__TO DO__. Report the number of lines in these entries that contain "требованиям". Write only the number.

__TASK INPUT__.

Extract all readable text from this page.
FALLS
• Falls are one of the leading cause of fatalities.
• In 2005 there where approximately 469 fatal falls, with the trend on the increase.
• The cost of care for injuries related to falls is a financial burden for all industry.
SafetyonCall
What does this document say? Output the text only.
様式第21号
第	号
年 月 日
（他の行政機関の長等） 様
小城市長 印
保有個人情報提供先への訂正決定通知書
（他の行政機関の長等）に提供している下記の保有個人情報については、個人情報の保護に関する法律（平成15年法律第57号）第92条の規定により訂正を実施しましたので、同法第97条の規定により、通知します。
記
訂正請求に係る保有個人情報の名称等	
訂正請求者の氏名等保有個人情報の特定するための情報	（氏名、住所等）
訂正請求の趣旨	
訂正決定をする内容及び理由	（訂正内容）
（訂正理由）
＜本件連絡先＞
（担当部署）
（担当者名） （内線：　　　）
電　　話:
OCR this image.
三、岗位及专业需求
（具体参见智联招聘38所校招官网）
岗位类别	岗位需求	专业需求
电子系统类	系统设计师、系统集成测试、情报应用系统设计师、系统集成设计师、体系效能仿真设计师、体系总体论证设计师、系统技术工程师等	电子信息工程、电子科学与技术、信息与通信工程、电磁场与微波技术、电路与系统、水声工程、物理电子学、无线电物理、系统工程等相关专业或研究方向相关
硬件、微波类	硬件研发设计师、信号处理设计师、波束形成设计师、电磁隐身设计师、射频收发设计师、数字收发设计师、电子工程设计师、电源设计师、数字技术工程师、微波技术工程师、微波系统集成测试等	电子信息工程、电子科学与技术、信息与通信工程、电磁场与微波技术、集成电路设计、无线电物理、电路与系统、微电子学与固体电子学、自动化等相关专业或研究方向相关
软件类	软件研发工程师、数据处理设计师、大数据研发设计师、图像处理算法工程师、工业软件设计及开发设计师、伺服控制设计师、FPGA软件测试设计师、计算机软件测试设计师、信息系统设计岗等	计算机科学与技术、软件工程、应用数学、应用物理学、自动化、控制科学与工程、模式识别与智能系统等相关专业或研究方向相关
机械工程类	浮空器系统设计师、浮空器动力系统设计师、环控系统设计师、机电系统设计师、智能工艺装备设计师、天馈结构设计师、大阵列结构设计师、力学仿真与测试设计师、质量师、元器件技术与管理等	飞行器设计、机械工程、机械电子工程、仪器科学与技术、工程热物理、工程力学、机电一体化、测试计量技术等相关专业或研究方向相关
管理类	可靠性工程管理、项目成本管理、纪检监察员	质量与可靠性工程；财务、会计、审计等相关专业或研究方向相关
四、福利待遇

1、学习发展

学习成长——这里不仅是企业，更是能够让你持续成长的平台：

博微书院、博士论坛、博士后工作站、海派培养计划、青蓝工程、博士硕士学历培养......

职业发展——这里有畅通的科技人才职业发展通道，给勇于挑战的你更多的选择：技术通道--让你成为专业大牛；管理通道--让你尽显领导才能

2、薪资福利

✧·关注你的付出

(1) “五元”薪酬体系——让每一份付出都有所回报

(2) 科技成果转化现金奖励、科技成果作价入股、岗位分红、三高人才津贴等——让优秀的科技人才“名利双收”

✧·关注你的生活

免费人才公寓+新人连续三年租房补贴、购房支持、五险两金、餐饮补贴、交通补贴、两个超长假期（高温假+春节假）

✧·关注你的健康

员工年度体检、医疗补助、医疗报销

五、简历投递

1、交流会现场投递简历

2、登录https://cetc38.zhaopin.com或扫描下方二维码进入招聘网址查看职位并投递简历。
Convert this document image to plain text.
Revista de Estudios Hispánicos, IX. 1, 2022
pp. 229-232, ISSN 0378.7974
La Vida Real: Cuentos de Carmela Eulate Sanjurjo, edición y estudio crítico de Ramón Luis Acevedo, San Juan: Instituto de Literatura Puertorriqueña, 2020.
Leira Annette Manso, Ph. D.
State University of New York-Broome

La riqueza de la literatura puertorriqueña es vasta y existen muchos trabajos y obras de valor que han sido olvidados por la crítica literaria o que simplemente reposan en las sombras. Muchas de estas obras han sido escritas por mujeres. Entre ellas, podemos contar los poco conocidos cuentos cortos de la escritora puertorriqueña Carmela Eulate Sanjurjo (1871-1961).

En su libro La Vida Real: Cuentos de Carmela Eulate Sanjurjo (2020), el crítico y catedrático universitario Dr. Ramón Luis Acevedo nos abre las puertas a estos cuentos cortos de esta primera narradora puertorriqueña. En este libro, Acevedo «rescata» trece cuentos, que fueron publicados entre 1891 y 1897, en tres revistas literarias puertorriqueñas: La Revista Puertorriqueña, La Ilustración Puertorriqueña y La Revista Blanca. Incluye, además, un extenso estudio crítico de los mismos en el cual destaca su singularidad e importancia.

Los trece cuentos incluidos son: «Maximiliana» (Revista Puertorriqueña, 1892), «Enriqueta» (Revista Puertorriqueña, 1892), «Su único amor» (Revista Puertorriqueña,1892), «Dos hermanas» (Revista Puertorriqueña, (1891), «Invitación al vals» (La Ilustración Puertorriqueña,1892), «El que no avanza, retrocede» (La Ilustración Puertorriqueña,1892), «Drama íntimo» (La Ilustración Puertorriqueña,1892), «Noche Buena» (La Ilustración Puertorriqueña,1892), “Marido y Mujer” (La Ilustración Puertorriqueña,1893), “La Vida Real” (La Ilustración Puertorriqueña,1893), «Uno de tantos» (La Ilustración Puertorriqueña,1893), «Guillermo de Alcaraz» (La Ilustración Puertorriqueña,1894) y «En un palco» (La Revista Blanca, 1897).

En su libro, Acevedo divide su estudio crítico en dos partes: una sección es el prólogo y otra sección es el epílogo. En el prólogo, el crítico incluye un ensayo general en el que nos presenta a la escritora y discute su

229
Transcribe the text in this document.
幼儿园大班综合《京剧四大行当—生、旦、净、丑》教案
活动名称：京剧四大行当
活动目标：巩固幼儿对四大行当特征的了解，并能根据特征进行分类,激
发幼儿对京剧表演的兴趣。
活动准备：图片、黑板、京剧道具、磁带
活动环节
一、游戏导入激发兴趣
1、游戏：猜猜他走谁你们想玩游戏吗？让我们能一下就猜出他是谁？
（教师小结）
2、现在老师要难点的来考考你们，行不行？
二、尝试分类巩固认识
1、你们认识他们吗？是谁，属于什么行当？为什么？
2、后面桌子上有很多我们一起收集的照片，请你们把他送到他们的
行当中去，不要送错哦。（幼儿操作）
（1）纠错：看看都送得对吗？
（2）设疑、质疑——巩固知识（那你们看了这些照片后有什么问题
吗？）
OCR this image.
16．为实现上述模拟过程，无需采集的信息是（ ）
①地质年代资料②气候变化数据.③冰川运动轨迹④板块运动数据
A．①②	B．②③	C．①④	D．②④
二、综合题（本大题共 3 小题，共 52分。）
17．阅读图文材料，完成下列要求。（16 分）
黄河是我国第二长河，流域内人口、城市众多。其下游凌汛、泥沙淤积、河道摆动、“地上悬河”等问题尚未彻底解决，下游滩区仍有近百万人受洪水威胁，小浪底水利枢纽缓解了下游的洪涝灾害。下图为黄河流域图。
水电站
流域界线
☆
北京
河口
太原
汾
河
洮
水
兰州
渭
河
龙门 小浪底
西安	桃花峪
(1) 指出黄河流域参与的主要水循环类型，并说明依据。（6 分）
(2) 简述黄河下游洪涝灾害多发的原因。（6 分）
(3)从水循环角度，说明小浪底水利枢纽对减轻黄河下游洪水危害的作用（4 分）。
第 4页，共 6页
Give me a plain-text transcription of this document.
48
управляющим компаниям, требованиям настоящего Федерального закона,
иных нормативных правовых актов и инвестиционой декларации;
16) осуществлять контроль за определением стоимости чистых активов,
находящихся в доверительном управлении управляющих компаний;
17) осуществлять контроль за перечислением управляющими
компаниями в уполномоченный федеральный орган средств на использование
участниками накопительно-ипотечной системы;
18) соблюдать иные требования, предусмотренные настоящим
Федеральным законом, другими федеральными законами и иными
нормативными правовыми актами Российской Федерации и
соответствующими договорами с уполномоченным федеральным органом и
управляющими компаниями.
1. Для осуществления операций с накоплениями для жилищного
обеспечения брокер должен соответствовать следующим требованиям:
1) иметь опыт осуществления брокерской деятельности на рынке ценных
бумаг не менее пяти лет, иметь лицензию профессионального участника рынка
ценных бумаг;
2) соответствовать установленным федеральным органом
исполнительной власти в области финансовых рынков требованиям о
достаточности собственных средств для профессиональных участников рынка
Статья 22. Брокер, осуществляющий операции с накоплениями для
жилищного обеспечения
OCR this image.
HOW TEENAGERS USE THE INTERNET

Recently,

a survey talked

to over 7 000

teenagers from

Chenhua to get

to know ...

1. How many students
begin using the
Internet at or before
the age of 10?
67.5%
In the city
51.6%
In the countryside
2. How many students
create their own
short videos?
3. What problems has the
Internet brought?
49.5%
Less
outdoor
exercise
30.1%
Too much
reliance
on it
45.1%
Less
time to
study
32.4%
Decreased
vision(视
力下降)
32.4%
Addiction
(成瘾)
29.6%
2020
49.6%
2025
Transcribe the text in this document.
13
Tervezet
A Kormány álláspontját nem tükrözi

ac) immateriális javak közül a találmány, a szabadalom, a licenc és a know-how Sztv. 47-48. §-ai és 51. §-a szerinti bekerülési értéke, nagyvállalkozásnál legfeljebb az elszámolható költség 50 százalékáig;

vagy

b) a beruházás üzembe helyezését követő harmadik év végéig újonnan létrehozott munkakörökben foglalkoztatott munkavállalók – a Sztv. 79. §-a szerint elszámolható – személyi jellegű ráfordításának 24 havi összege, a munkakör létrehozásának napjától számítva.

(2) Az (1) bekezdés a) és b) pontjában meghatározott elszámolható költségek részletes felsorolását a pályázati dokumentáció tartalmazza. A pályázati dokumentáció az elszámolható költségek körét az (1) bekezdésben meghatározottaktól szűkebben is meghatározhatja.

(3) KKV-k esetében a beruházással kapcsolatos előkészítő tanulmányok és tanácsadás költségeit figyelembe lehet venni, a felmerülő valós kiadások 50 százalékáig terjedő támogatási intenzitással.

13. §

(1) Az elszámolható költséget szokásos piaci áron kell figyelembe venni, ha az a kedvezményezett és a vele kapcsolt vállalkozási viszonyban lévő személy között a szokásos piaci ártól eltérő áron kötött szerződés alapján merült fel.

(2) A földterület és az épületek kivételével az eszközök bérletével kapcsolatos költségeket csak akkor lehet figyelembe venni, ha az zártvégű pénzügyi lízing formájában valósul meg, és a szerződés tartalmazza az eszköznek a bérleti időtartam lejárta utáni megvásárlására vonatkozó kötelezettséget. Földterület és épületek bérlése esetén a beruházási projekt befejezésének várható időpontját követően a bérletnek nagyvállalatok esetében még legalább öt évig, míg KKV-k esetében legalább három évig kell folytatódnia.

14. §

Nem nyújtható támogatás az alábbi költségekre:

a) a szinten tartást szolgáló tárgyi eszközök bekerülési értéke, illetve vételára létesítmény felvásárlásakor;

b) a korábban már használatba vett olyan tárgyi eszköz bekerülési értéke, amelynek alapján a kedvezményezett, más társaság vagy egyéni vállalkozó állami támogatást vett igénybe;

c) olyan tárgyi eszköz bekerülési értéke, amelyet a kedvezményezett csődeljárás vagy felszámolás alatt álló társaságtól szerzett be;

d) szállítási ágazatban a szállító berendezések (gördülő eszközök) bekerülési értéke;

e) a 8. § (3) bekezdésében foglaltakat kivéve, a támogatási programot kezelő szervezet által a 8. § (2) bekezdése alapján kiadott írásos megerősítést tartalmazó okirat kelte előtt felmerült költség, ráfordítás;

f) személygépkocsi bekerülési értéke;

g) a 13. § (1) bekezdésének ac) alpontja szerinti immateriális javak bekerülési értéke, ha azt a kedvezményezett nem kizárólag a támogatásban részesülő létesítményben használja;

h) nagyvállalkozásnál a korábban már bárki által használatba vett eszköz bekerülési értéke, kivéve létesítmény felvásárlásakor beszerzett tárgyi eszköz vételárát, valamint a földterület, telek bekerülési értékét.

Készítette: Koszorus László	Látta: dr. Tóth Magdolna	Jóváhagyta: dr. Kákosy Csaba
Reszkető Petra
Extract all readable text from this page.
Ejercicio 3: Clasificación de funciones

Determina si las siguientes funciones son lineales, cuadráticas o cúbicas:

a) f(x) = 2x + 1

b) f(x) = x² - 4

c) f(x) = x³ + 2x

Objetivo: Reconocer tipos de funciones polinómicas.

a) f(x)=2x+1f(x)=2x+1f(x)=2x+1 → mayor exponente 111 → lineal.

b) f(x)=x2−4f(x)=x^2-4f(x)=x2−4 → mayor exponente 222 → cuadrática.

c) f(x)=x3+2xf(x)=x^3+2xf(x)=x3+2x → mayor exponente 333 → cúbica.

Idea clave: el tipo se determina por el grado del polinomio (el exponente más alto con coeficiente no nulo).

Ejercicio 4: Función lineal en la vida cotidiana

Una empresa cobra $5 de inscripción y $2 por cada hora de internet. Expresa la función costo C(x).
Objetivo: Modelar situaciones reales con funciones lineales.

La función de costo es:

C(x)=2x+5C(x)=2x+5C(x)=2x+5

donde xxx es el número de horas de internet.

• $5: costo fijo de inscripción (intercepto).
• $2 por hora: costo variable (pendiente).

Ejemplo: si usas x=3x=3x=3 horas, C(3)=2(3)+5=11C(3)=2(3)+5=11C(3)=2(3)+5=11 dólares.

__ANSWER TO THE TASK__. 3